Dataset excerpt:
•••
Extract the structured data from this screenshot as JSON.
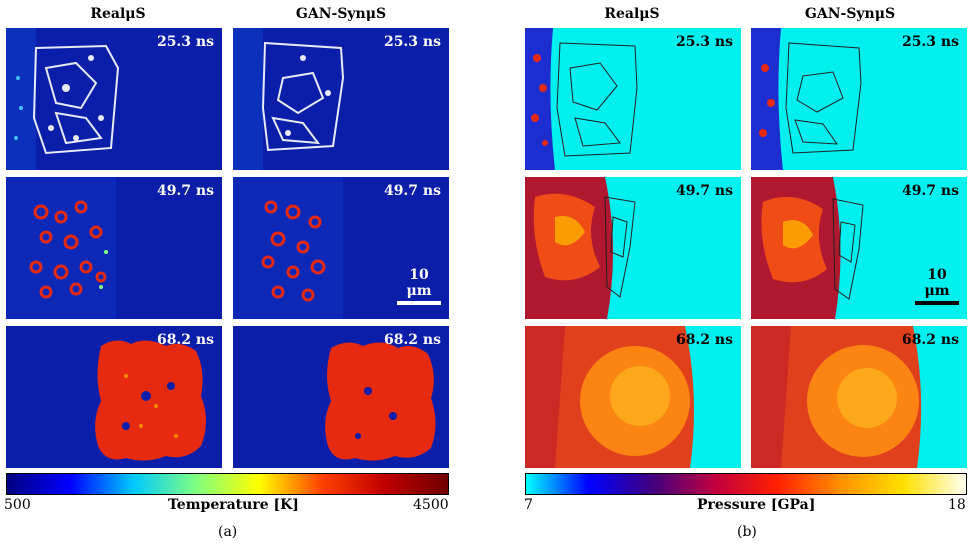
{
  "panel_a": {
    "column_headers": [
      "RealμS",
      "GAN-SynμS"
    ],
    "time_labels": [
      "25.3 ns",
      "49.7 ns",
      "68.2 ns"
    ],
    "scale_bar": "10 μm",
    "colorbar": {
      "min_label": "500",
      "max_label": "4500",
      "title": "Temperature [K]",
      "colors": [
        "#000080",
        "#0000ff",
        "#00c8ff",
        "#80ff80",
        "#ffff00",
        "#ff4000",
        "#c00000",
        "#700000"
      ]
    },
    "caption": "(a)"
  },
  "panel_b": {
    "column_headers": [
      "RealμS",
      "GAN-SynμS"
    ],
    "time_labels": [
      "25.3 ns",
      "49.7 ns",
      "68.2 ns"
    ],
    "scale_bar": "10 μm",
    "colorbar": {
      "min_label": "7",
      "max_label": "18",
      "title": "Pressure [GPa]",
      "colors": [
        "#00ffff",
        "#0000ff",
        "#400080",
        "#c00040",
        "#ff2000",
        "#ff9000",
        "#ffe000",
        "#fffff0"
      ]
    },
    "caption": "(b)"
  },
  "colors": {
    "temp_background": "#0a1eaa",
    "temp_hot": "#e62a10",
    "pressure_background": "#00f0f0",
    "pressure_hot": "#ff5a10"
  }
}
•••
### Exercise directions:
Repeat the listing in full and exactly. Leave any pictures out.

### Task solution:
Extract the structured data from this screenshot as JSON.
{
  "panel_a": {
    "column_headers": [
      "RealμS",
      "GAN-SynμS"
    ],
    "time_labels": [
      "25.3 ns",
      "49.7 ns",
      "68.2 ns"
    ],
    "scale_bar": "10 μm",
    "colorbar": {
      "min_label": "500",
      "max_label": "4500",
      "title": "Temperature [K]",
      "colors": [
        "#000080",
        "#0000ff",
        "#00c8ff",
        "#80ff80",
        "#ffff00",
        "#ff4000",
        "#c00000",
        "#700000"
      ]
    },
    "caption": "(a)"
  },
  "panel_b": {
    "column_headers": [
      "RealμS",
      "GAN-SynμS"
    ],
    "time_labels": [
      "25.3 ns",
      "49.7 ns",
      "68.2 ns"
    ],
    "scale_bar": "10 μm",
    "colorbar": {
      "min_label": "7",
      "max_label": "18",
      "title": "Pressure [GPa]",
      "colors": [
        "#00ffff",
        "#0000ff",
        "#400080",
        "#c00040",
        "#ff2000",
        "#ff9000",
        "#ffe000",
        "#fffff0"
      ]
    },
    "caption": "(b)"
  },
  "colors": {
    "temp_background": "#0a1eaa",
    "temp_hot": "#e62a10",
    "pressure_background": "#00f0f0",
    "pressure_hot": "#ff5a10"
  }
}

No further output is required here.